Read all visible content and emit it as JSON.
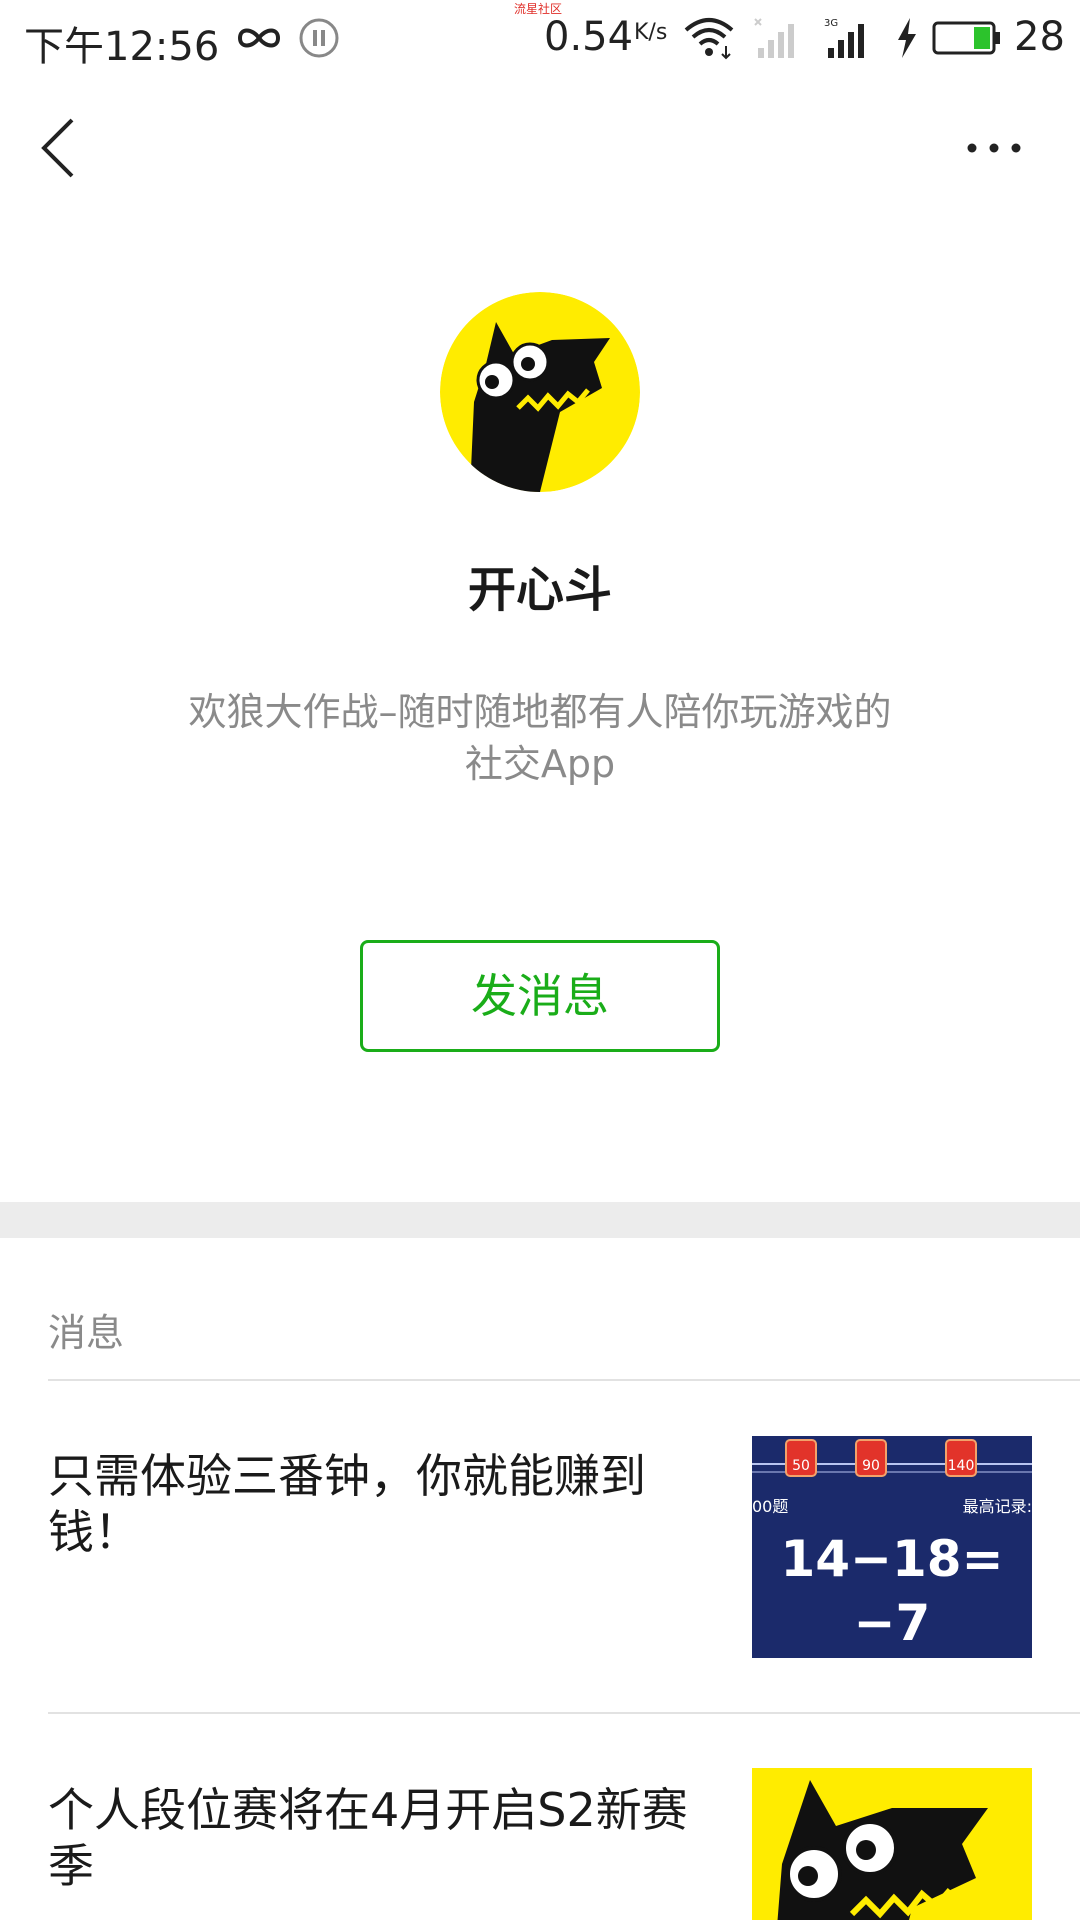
{
  "status_bar": {
    "time": "下午12:56",
    "watermark": "流星社区",
    "speed": "0.54",
    "speed_unit": "K/s",
    "battery_level": "28",
    "icons": [
      "infinity-icon",
      "pause-icon",
      "wifi-icon",
      "signal-icon",
      "signal-3g-icon",
      "charging-icon",
      "battery-icon"
    ]
  },
  "nav": {
    "back_icon": "back-chevron-icon",
    "more_icon": "more-dots-icon"
  },
  "profile": {
    "name": "开心斗",
    "description": "欢狼大作战–随时随地都有人陪你玩游戏的社交App",
    "send_button_label": "发消息"
  },
  "messages_section": {
    "label": "消息",
    "items": [
      {
        "title": "只需体验三番钟，你就能赚到钱！",
        "thumb": {
          "badges": [
            "50",
            "90",
            "140"
          ],
          "left_text": "00题",
          "right_text": "最高记录:",
          "equation": "14−18=",
          "answer": "−7"
        }
      },
      {
        "title": "个人段位赛将在4月开启S2新赛季",
        "thumb": {
          "icon": "wolf-logo-icon"
        }
      }
    ]
  },
  "colors": {
    "accent_green": "#1aad19",
    "avatar_yellow": "#ffec00",
    "thumb_navy": "#1b2a6b"
  }
}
———
> Given problem
Repeat each entry exactly. Pictures do not belong in the copy.

> Written solution
Read all visible content and emit it as JSON.
{
  "status_bar": {
    "time": "下午12:56",
    "watermark": "流星社区",
    "speed": "0.54",
    "speed_unit": "K/s",
    "battery_level": "28",
    "icons": [
      "infinity-icon",
      "pause-icon",
      "wifi-icon",
      "signal-icon",
      "signal-3g-icon",
      "charging-icon",
      "battery-icon"
    ]
  },
  "nav": {
    "back_icon": "back-chevron-icon",
    "more_icon": "more-dots-icon"
  },
  "profile": {
    "name": "开心斗",
    "description": "欢狼大作战–随时随地都有人陪你玩游戏的社交App",
    "send_button_label": "发消息"
  },
  "messages_section": {
    "label": "消息",
    "items": [
      {
        "title": "只需体验三番钟，你就能赚到钱！",
        "thumb": {
          "badges": [
            "50",
            "90",
            "140"
          ],
          "left_text": "00题",
          "right_text": "最高记录:",
          "equation": "14−18=",
          "answer": "−7"
        }
      },
      {
        "title": "个人段位赛将在4月开启S2新赛季",
        "thumb": {
          "icon": "wolf-logo-icon"
        }
      }
    ]
  },
  "colors": {
    "accent_green": "#1aad19",
    "avatar_yellow": "#ffec00",
    "thumb_navy": "#1b2a6b"
  }
}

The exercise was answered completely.